**Task directions**: Extract all lines that hold "value" from the records below.

★ ★ ★

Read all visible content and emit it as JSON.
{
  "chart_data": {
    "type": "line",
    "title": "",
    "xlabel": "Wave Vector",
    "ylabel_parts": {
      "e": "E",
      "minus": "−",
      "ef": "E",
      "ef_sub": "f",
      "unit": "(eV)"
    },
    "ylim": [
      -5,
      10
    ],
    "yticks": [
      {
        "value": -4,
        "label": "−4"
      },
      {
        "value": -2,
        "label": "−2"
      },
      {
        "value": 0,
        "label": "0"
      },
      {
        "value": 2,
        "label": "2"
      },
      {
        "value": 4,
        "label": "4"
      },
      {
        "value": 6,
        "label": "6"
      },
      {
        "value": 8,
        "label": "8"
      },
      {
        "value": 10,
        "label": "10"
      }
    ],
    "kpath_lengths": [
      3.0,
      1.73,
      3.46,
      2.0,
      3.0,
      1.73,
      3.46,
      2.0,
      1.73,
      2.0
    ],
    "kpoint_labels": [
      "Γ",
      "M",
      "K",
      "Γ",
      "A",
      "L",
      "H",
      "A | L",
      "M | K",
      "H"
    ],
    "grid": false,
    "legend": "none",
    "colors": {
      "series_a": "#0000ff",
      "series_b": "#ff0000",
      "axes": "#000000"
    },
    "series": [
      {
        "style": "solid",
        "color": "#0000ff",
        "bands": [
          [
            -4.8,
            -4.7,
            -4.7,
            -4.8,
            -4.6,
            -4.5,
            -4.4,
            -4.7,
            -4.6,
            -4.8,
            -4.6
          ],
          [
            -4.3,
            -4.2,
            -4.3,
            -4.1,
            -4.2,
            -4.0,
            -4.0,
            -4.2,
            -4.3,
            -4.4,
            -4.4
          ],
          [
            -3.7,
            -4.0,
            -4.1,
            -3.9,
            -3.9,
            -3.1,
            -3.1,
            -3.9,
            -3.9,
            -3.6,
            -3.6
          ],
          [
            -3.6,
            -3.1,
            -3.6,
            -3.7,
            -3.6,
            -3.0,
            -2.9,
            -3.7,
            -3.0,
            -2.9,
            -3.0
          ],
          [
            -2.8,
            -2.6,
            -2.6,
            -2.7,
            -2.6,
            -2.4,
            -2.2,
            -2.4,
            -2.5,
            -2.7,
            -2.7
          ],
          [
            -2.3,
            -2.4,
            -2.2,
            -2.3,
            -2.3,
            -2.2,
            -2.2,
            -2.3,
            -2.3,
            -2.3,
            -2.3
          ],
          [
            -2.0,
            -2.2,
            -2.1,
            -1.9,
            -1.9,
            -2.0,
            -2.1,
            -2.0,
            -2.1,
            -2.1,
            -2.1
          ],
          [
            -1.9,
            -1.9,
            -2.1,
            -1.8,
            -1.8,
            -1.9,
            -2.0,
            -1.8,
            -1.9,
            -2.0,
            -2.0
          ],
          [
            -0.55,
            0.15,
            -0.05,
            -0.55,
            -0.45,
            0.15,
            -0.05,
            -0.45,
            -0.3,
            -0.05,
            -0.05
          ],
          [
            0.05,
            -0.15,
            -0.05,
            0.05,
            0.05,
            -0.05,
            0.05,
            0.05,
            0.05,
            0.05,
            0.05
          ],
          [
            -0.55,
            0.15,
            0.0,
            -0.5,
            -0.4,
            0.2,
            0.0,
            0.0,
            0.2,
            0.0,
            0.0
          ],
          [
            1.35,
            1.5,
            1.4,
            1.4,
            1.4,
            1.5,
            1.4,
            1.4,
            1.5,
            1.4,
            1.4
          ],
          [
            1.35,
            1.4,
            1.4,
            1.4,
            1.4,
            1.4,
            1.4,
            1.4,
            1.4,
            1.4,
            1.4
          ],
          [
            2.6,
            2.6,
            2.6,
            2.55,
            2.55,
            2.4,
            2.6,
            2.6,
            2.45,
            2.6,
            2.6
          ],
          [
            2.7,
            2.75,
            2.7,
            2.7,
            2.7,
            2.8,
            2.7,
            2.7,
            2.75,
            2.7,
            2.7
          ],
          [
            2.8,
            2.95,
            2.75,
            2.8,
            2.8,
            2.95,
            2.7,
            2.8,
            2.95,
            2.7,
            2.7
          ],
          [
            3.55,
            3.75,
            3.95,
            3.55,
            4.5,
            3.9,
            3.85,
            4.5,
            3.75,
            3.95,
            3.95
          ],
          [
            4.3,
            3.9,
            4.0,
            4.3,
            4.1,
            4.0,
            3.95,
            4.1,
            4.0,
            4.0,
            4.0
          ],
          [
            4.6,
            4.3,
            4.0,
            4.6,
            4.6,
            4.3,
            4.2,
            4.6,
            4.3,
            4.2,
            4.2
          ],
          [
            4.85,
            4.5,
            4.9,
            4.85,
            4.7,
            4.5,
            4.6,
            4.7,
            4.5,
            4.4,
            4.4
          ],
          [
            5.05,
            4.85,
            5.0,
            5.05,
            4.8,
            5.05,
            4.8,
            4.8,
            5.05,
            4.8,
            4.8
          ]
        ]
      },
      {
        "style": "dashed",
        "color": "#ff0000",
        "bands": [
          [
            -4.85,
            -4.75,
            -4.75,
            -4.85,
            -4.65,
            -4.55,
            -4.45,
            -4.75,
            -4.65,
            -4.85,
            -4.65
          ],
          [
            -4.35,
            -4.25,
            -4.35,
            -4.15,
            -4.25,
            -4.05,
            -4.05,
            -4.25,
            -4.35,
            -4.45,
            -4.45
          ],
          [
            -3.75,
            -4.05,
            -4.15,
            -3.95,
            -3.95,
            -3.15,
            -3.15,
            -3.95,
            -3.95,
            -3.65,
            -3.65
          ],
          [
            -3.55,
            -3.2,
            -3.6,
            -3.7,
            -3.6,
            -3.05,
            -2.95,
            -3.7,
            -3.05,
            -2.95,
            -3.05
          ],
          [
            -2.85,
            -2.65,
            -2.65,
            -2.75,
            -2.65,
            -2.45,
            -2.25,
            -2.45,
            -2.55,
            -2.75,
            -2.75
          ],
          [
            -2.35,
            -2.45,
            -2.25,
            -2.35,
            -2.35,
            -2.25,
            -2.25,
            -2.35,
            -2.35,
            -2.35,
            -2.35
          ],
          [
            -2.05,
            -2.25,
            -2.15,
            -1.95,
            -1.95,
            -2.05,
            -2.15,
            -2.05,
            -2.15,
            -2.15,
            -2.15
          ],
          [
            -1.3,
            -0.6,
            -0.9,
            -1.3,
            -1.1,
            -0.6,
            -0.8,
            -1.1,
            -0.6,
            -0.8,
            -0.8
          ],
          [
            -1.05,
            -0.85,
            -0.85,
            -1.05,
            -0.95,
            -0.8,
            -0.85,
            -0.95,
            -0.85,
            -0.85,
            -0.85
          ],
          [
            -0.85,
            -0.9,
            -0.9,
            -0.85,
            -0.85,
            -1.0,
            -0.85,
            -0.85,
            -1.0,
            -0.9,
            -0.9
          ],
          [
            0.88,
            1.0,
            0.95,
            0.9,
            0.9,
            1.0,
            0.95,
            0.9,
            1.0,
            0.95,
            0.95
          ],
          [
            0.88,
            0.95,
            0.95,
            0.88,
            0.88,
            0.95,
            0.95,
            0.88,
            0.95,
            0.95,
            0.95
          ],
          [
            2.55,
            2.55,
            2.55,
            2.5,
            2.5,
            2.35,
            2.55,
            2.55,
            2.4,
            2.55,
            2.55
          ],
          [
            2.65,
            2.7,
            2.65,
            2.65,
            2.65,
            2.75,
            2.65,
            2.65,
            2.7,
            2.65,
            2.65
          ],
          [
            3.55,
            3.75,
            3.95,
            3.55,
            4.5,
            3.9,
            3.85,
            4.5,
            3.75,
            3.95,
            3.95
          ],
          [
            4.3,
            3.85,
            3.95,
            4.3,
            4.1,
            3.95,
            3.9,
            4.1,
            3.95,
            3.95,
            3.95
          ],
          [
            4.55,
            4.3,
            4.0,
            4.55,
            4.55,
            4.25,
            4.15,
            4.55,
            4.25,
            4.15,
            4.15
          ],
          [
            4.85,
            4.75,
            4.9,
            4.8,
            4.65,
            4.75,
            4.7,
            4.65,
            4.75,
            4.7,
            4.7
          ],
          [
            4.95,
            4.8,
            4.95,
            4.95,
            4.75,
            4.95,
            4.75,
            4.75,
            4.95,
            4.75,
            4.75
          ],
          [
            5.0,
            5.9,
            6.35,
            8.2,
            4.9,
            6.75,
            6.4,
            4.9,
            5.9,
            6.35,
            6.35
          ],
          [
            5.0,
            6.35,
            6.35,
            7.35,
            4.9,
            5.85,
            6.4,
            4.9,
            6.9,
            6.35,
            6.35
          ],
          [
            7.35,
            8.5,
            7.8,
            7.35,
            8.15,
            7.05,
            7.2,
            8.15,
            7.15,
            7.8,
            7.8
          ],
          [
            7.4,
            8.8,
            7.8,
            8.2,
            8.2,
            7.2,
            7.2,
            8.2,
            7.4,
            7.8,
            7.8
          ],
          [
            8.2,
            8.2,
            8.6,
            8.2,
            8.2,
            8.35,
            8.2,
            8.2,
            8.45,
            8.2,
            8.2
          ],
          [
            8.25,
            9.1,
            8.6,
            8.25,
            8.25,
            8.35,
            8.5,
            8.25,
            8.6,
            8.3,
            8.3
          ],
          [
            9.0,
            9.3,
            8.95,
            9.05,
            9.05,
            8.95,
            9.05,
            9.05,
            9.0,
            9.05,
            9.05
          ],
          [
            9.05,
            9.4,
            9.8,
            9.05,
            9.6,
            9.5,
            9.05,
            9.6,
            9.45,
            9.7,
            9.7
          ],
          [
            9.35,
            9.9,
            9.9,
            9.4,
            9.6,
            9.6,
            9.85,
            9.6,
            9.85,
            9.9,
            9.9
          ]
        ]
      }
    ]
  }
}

★ ★ ★

**Result**:
        "value": -4,
        "value": -2,
        "value": 0,
        "value": 2,
        "value": 4,
        "value": 6,
        "value": 8,
        "value": 10,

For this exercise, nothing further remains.